--- start of Given records ---

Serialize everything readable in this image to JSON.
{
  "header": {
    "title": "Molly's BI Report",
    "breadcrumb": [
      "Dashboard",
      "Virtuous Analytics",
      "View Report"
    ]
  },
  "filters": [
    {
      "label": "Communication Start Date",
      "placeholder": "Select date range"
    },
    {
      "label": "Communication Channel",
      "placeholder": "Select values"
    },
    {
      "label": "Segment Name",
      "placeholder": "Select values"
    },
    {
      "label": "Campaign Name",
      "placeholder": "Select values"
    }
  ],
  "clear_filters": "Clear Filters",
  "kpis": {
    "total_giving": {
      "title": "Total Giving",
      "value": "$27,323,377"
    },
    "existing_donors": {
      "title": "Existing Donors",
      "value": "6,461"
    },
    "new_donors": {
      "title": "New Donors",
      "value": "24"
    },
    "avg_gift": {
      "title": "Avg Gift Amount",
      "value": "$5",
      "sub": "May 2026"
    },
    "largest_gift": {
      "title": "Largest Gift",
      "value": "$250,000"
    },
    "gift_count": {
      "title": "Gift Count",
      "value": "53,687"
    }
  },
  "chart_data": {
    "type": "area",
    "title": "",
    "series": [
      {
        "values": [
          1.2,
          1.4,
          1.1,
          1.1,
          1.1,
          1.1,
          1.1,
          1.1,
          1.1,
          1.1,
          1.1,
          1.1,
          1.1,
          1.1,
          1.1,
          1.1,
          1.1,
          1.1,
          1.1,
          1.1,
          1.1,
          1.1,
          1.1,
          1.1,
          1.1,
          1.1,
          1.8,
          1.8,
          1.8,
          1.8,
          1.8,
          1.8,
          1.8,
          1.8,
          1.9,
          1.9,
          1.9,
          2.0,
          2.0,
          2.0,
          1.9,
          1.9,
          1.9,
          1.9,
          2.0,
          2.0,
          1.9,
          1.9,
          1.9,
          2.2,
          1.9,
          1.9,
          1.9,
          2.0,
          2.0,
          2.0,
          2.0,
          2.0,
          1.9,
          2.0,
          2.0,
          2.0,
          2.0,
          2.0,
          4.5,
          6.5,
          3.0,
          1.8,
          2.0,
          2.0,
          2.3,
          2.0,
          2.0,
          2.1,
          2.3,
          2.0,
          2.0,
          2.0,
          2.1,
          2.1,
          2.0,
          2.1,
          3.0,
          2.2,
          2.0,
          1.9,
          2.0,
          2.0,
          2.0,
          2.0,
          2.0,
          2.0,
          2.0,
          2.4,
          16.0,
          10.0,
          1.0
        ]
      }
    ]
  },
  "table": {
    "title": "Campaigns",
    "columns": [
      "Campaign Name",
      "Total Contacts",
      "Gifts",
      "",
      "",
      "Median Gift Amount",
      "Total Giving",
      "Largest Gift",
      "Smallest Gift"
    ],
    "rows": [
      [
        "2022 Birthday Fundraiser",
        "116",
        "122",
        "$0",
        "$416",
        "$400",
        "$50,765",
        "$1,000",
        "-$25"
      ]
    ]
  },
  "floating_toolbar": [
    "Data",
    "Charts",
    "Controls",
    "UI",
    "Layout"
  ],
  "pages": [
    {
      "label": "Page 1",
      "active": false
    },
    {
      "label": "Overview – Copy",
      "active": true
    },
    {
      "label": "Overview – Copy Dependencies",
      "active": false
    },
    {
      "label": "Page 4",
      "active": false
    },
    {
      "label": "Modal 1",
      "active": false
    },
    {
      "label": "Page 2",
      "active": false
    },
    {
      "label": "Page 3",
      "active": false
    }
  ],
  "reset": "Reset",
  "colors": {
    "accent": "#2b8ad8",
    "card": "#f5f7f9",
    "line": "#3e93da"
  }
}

--- end of Given records ---

▶ Aim: Gather each line from the entries above that includes the word "title".

▶ Solution:
    "title": "Molly's BI Report",
      "title": "Total Giving",
      "title": "Existing Donors",
      "title": "New Donors",
      "title": "Avg Gift Amount",
      "title": "Largest Gift",
      "title": "Gift Count",
    "title": "",
    "title": "Campaigns",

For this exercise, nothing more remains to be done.